*OBJECTIVE*. Spot each line in the records below where the word "asylum" occurs, then copy it.

*Figure dataset records*.
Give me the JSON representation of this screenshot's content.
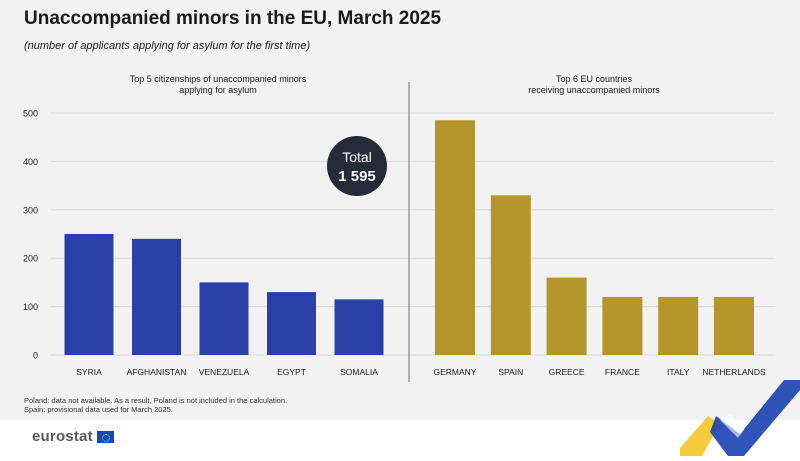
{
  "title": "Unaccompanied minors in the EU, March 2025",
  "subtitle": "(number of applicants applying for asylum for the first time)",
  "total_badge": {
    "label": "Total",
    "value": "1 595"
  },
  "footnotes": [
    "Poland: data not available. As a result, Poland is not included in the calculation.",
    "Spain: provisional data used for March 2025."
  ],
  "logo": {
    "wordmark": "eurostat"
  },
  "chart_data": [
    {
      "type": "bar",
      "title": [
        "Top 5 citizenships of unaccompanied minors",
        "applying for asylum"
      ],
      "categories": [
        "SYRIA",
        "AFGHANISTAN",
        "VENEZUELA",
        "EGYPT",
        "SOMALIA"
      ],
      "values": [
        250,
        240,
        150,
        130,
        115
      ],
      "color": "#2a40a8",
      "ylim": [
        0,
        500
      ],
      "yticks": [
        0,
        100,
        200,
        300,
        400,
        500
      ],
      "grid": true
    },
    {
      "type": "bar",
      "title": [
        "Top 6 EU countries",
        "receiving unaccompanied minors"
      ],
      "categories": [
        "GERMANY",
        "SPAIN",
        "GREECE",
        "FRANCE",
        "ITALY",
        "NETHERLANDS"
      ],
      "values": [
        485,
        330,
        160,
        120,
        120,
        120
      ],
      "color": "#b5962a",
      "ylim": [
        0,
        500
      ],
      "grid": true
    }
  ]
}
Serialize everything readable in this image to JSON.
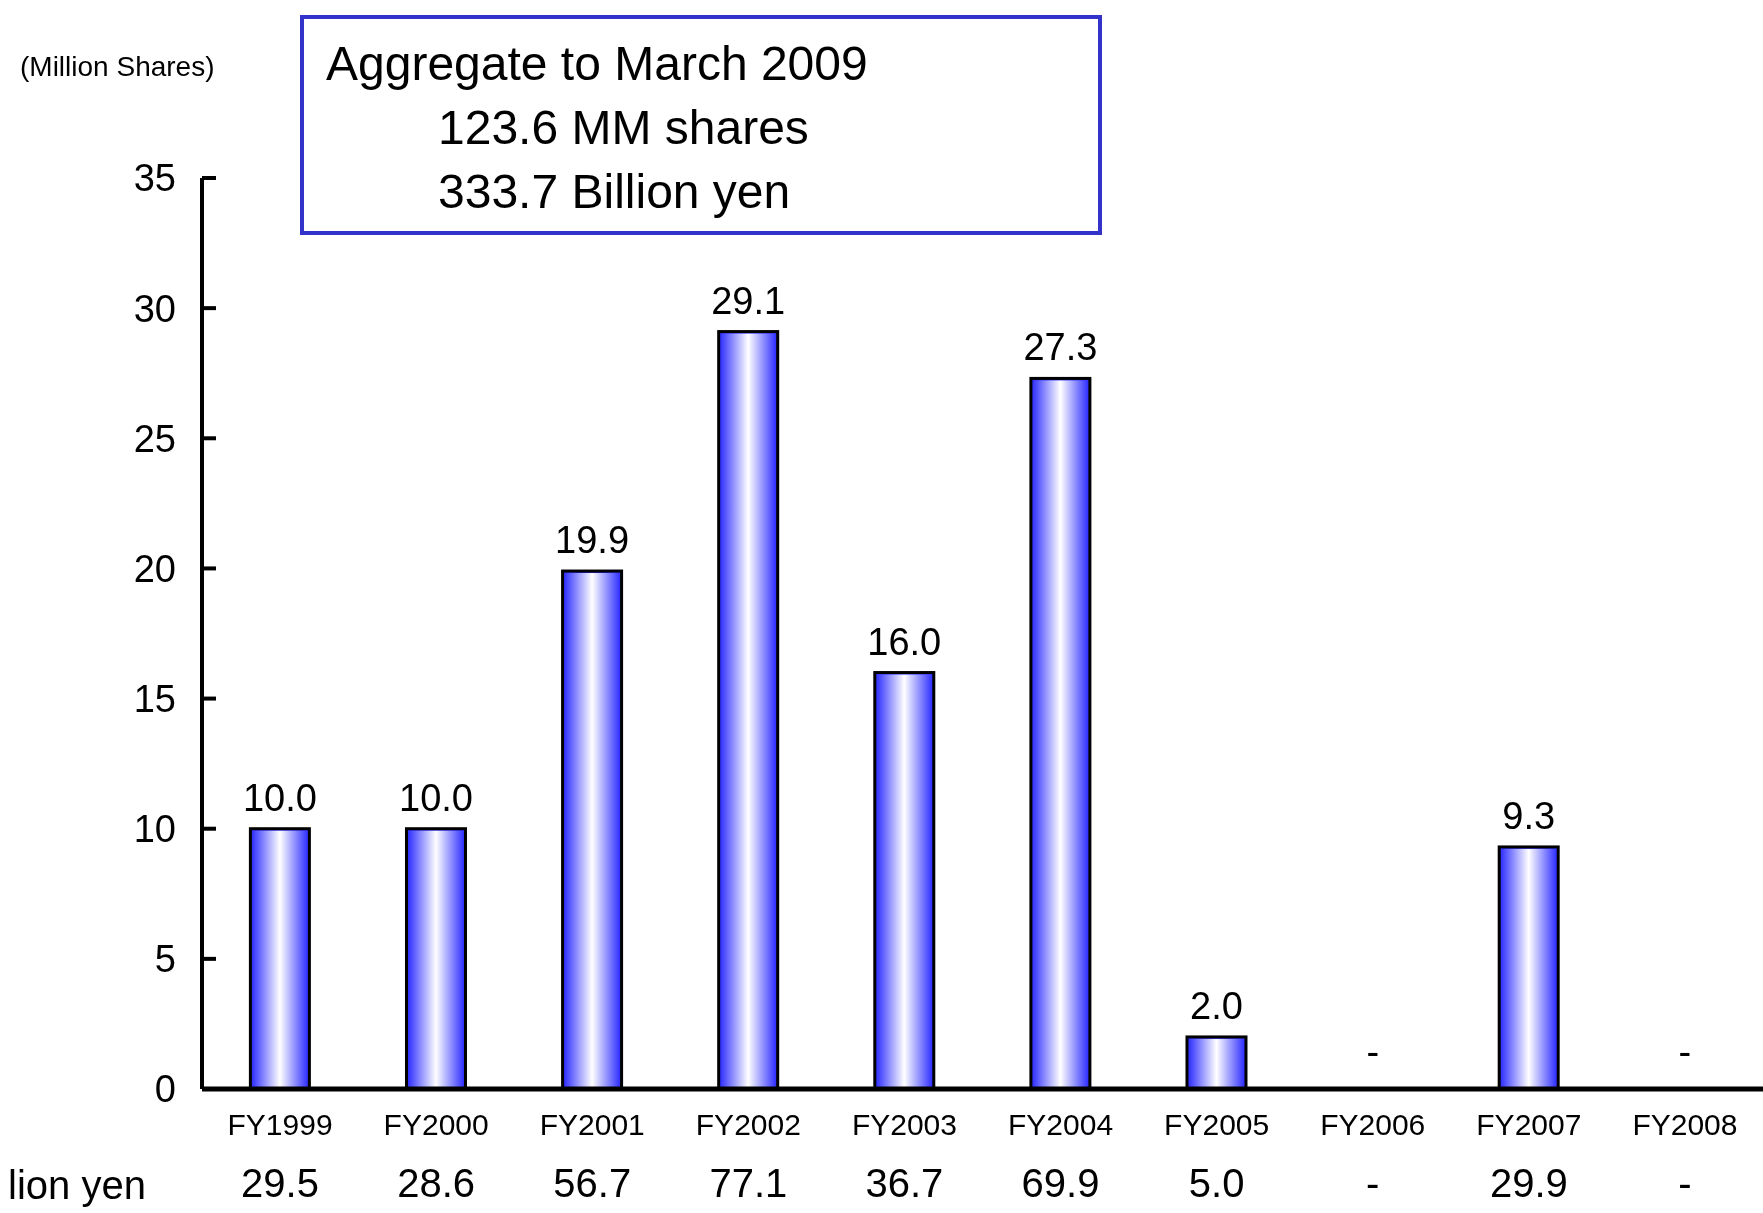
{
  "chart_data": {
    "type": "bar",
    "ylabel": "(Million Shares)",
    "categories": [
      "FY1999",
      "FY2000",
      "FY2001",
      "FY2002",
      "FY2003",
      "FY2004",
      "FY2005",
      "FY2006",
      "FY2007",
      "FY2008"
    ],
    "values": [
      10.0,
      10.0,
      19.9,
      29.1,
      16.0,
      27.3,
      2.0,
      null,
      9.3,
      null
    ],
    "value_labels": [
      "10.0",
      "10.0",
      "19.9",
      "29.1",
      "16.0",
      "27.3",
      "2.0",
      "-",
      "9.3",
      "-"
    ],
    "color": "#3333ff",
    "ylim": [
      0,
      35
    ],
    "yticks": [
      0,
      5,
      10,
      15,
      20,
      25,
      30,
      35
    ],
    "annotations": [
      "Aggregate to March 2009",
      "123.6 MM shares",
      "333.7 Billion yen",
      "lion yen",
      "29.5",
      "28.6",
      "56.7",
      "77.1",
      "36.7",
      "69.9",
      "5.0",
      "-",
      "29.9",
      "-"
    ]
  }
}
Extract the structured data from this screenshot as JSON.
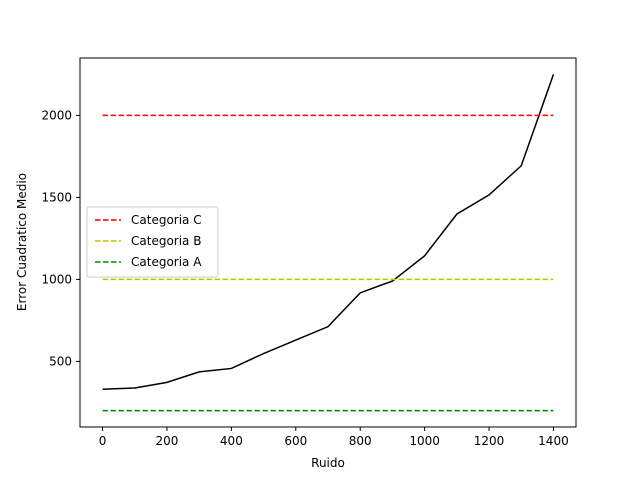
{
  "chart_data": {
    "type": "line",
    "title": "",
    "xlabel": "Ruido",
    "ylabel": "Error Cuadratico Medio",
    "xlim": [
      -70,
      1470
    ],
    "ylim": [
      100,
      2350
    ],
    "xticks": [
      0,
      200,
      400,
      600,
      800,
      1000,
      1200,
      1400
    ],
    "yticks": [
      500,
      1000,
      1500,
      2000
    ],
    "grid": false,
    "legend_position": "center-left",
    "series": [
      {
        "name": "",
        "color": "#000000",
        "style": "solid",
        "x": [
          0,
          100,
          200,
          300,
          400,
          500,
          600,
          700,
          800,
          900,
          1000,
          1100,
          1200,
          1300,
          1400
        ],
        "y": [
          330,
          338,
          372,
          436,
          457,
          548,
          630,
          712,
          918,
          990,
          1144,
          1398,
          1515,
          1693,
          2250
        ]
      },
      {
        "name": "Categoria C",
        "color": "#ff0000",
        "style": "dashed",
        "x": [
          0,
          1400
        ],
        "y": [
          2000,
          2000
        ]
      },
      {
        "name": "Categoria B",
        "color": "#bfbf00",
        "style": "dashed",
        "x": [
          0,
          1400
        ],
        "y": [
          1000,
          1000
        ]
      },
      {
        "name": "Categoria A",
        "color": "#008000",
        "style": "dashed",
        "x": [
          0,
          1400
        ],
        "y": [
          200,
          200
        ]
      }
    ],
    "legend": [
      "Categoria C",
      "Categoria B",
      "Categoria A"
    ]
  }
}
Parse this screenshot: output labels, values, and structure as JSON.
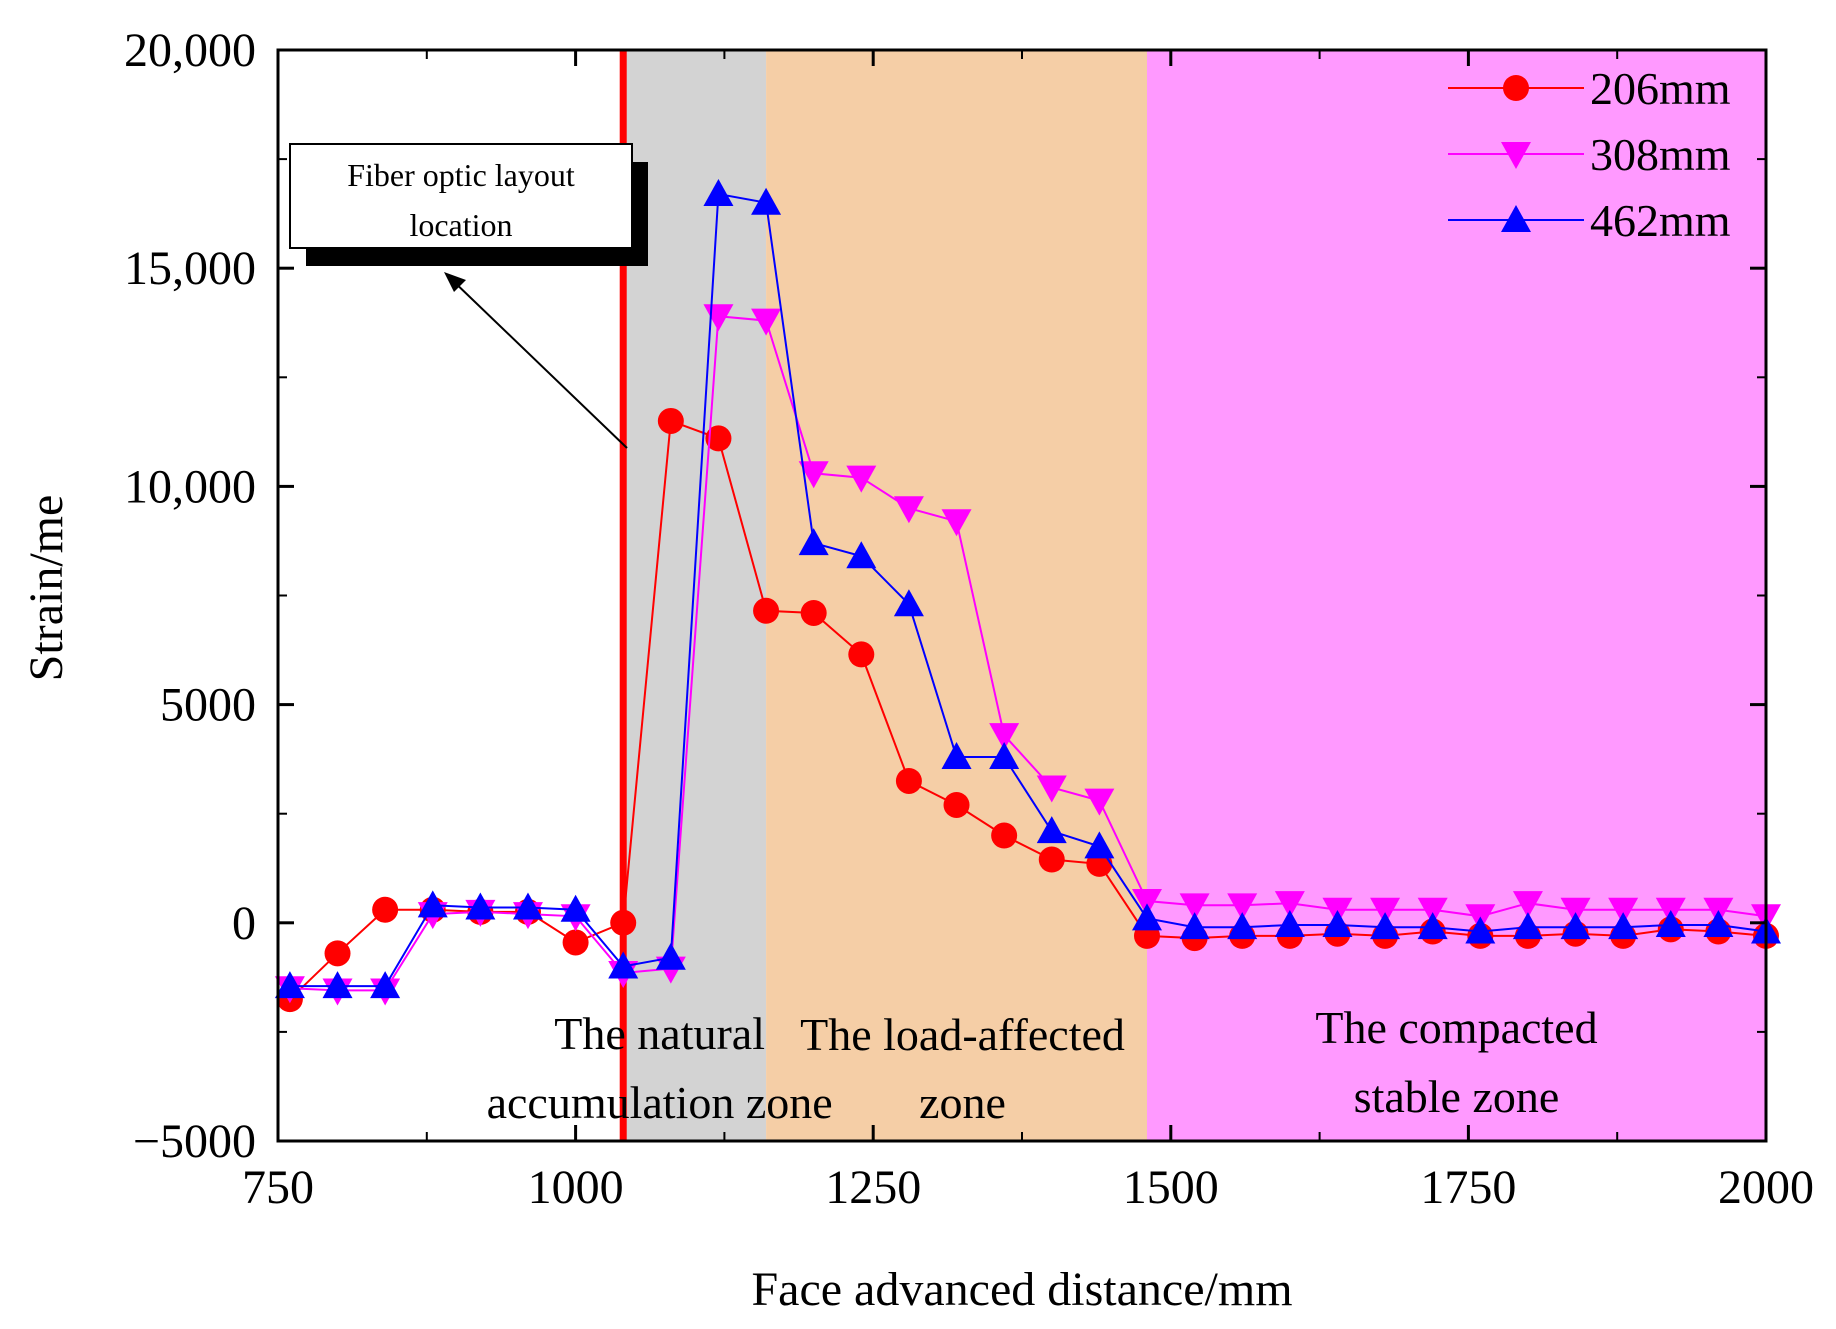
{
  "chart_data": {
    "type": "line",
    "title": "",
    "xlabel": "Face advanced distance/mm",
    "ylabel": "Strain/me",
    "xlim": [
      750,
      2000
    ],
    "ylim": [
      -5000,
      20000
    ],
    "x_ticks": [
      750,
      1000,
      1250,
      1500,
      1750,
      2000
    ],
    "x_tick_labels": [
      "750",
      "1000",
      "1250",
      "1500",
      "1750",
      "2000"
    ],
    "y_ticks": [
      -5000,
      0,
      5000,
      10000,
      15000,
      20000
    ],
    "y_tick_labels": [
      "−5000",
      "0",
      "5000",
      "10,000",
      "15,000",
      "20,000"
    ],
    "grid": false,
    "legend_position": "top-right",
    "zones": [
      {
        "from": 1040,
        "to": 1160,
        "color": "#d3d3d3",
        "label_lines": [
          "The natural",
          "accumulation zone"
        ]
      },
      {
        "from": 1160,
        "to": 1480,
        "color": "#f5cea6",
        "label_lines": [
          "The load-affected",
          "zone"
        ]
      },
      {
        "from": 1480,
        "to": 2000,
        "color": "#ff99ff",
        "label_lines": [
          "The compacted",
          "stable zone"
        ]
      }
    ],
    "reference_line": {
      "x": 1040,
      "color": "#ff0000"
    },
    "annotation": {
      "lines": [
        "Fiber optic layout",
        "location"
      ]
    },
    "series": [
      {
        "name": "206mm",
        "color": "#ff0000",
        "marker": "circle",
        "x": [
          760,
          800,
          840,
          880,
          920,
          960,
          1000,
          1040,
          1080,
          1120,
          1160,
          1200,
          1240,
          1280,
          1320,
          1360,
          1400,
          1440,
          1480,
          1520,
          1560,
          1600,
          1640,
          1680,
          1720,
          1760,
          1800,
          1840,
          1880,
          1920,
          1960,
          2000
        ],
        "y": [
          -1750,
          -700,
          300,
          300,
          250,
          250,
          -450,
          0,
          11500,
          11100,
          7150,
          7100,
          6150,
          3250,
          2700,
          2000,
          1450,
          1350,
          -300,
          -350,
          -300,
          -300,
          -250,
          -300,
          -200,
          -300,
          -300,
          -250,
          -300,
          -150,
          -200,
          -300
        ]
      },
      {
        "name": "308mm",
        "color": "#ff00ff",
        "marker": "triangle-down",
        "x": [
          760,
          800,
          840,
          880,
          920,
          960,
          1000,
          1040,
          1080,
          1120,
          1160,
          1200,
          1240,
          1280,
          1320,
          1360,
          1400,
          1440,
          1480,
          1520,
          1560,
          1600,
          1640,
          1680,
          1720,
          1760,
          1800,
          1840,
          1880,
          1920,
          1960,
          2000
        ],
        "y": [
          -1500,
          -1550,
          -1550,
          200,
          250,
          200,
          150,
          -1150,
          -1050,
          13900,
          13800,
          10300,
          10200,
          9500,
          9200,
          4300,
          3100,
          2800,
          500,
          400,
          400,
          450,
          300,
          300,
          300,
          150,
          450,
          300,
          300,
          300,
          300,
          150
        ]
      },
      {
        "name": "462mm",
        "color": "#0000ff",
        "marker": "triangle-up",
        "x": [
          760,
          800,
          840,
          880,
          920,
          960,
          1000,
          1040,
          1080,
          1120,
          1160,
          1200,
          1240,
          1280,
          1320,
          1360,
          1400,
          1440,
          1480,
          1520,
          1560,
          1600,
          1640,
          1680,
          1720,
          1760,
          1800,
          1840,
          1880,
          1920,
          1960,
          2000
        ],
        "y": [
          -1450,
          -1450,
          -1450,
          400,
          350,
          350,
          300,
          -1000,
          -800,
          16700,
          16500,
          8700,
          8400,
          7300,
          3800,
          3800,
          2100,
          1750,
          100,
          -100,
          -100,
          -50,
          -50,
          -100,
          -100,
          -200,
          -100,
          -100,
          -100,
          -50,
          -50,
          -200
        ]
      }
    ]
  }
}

*ANSWER TO THIS EXERCISE*.
  "subtitle": "(number of applicants applying for asylum for the first time)",
        "applying for asylum"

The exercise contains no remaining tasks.